* **Task description**
Extract the lines that carry the string "Area" from the listing.
***** Rows *****
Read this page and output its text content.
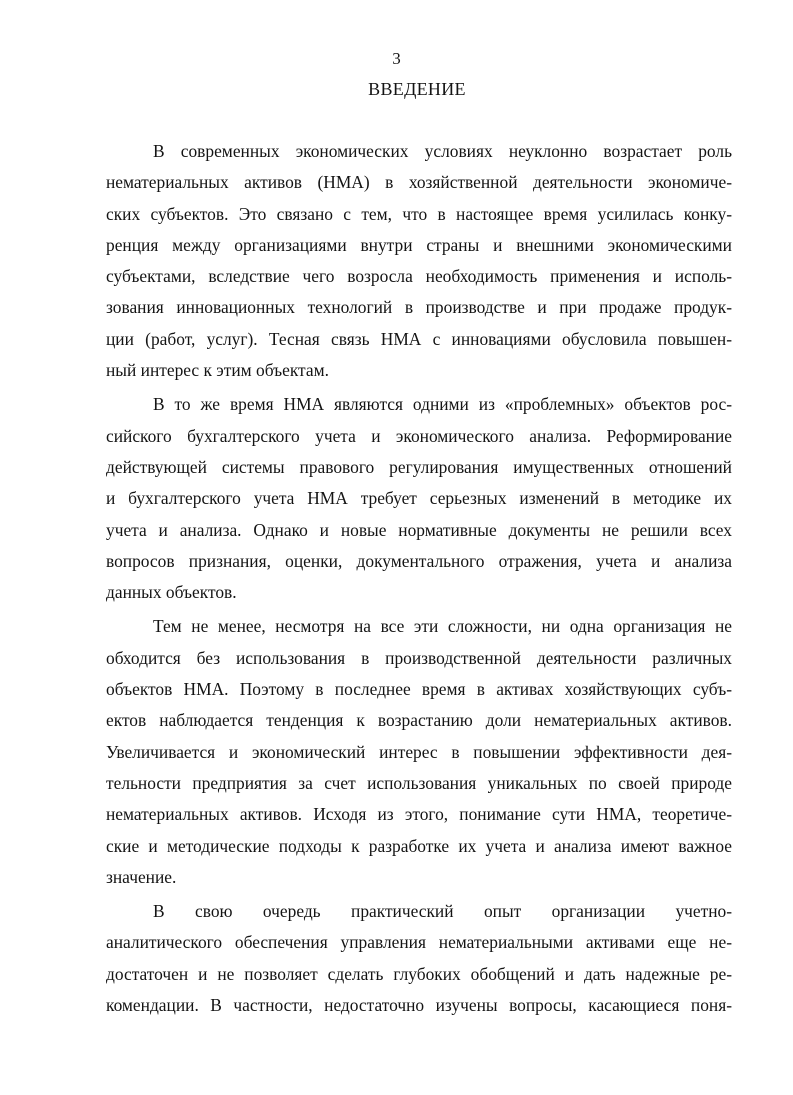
3
ВВЕДЕНИЕ

В современных экономических условиях неуклонно возрастает роль
нематериальных активов (НМА) в хозяйственной деятельности экономиче-
ских субъектов. Это связано с тем, что в настоящее время усилилась конку-
ренция между организациями внутри страны и внешними экономическими
субъектами, вследствие чего возросла необходимость применения и исполь-
зования инновационных технологий в производстве и при продаже продук-
ции (работ, услуг). Тесная связь НМА с инновациями обусловила повышен-
ный интерес к этим объектам.

В то же время НМА являются одними из «проблемных» объектов рос-
сийского бухгалтерского учета и экономического анализа. Реформирование
действующей системы правового регулирования имущественных отношений
и бухгалтерского учета НМА требует серьезных изменений в методике их
учета и анализа. Однако и новые нормативные документы не решили всех
вопросов признания, оценки, документального отражения, учета и анализа
данных объектов.

Тем не менее, несмотря на все эти сложности, ни одна организация не
обходится без использования в производственной деятельности различных
объектов НМА. Поэтому в последнее время в активах хозяйствующих субъ-
ектов наблюдается тенденция к возрастанию доли нематериальных активов.
Увеличивается и экономический интерес в повышении эффективности дея-
тельности предприятия за счет использования уникальных по своей природе
нематериальных активов. Исходя из этого, понимание сути НМА, теоретиче-
ские и методические подходы к разработке их учета и анализа имеют важное
значение.

В свою очередь практический опыт организации учетно-
аналитического обеспечения управления нематериальными активами еще не-
достаточен и не позволяет сделать глубоких обобщений и дать надежные ре-
комендации. В частности, недостаточно изучены вопросы, касающиеся поня-
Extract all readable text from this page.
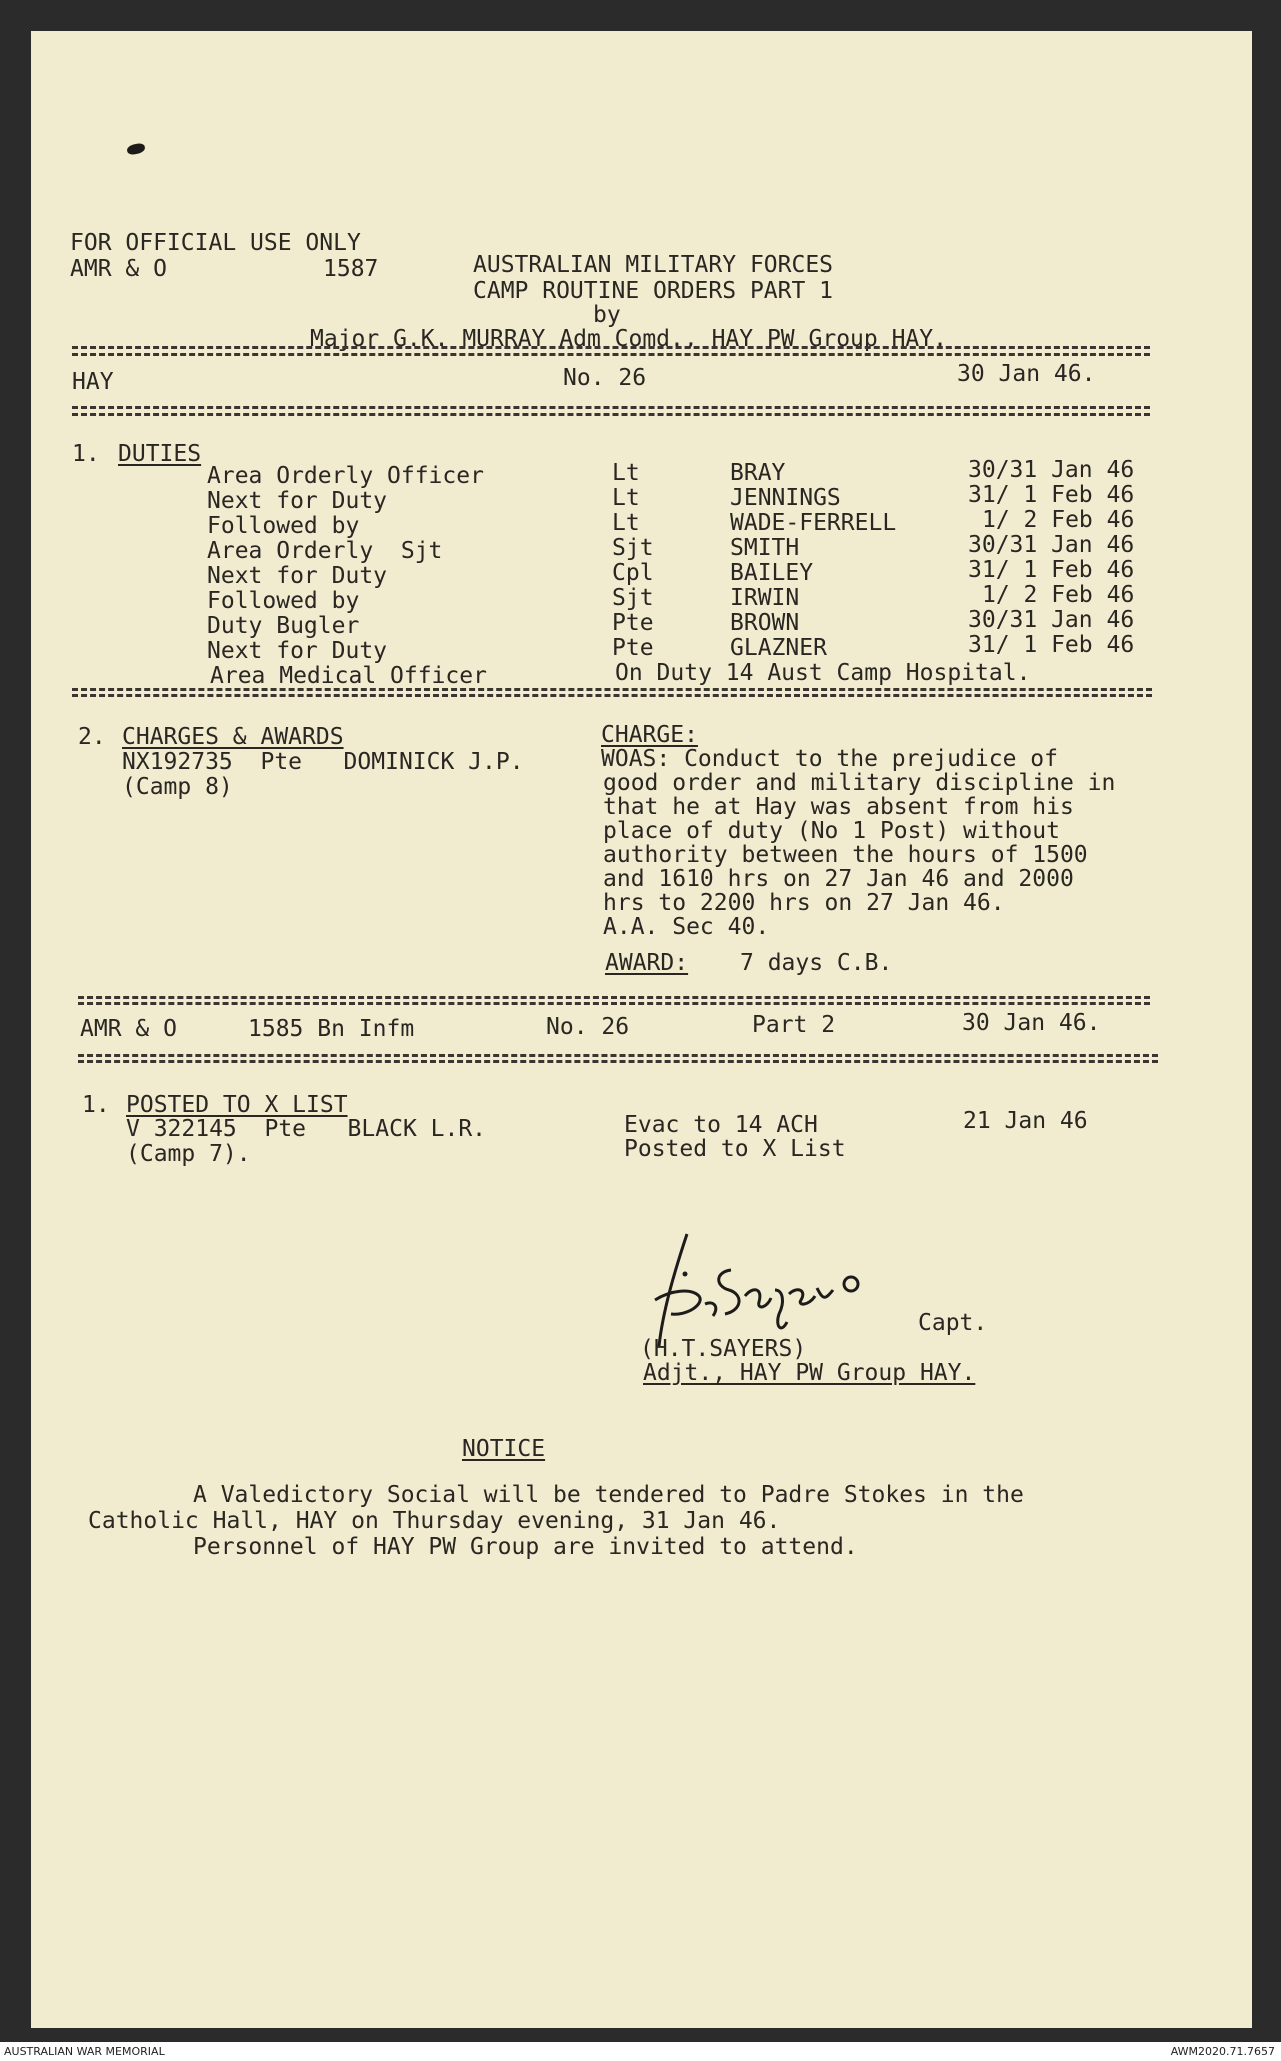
FOR OFFICIAL USE ONLY
AMR & O	1587	AUSTRALIAN MILITARY FORCES
CAMP ROUTINE ORDERS PART 1
by
Major G.K. MURRAY Adm Comd., HAY PW Group HAY.
HAY	No. 26	30 Jan 46.
1. DUTIES
Area Orderly Officer	Lt	BRAY	30/31 Jan 46
Next for Duty	Lt	JENNINGS	31/ 1 Feb 46
Followed by	Lt	WADE-FERRELL	1/ 2 Feb 46
Area Orderly  Sjt	Sjt	SMITH	30/31 Jan 46
Next for Duty	Cpl	BAILEY	31/ 1 Feb 46
Followed by	Sjt	IRWIN	1/ 2 Feb 46
Duty Bugler	Pte	BROWN	30/31 Jan 46
Next for Duty	Pte	GLAZNER	31/ 1 Feb 46
Area Medical Officer	On Duty 14 Aust Camp Hospital.
2. CHARGES & AWARDS
NX192735  Pte   DOMINICK J.P.
(Camp 8)
CHARGE:
WOAS: Conduct to the prejudice of
good order and military discipline in
that he at Hay was absent from his
place of duty (No 1 Post) without
authority between the hours of 1500
and 1610 hrs on 27 Jan 46 and 2000
hrs to 2200 hrs on 27 Jan 46.
A.A. Sec 40.
AWARD: 7 days C.B.
AMR & O	1585 Bn Infm	No. 26	Part 2	30 Jan 46.
1. POSTED TO X LIST
V 322145  Pte   BLACK L.R.
(Camp 7).
Evac to 14 ACH
Posted to X List
21 Jan 46
Capt.
(H.T.SAYERS)
Adjt., HAY PW Group HAY.
NOTICE
A Valedictory Social will be tendered to Padre Stokes in the
Catholic Hall, HAY on Thursday evening, 31 Jan 46.
Personnel of HAY PW Group are invited to attend.
AUSTRALIAN WAR MEMORIAL	AWM2020.71.7657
*****
* **Result of this exercise**
Area Orderly Officer	Lt	BRAY	30/31 Jan 46
Area Orderly  Sjt	Sjt	SMITH	30/31 Jan 46
Area Medical Officer	On Duty 14 Aust Camp Hospital.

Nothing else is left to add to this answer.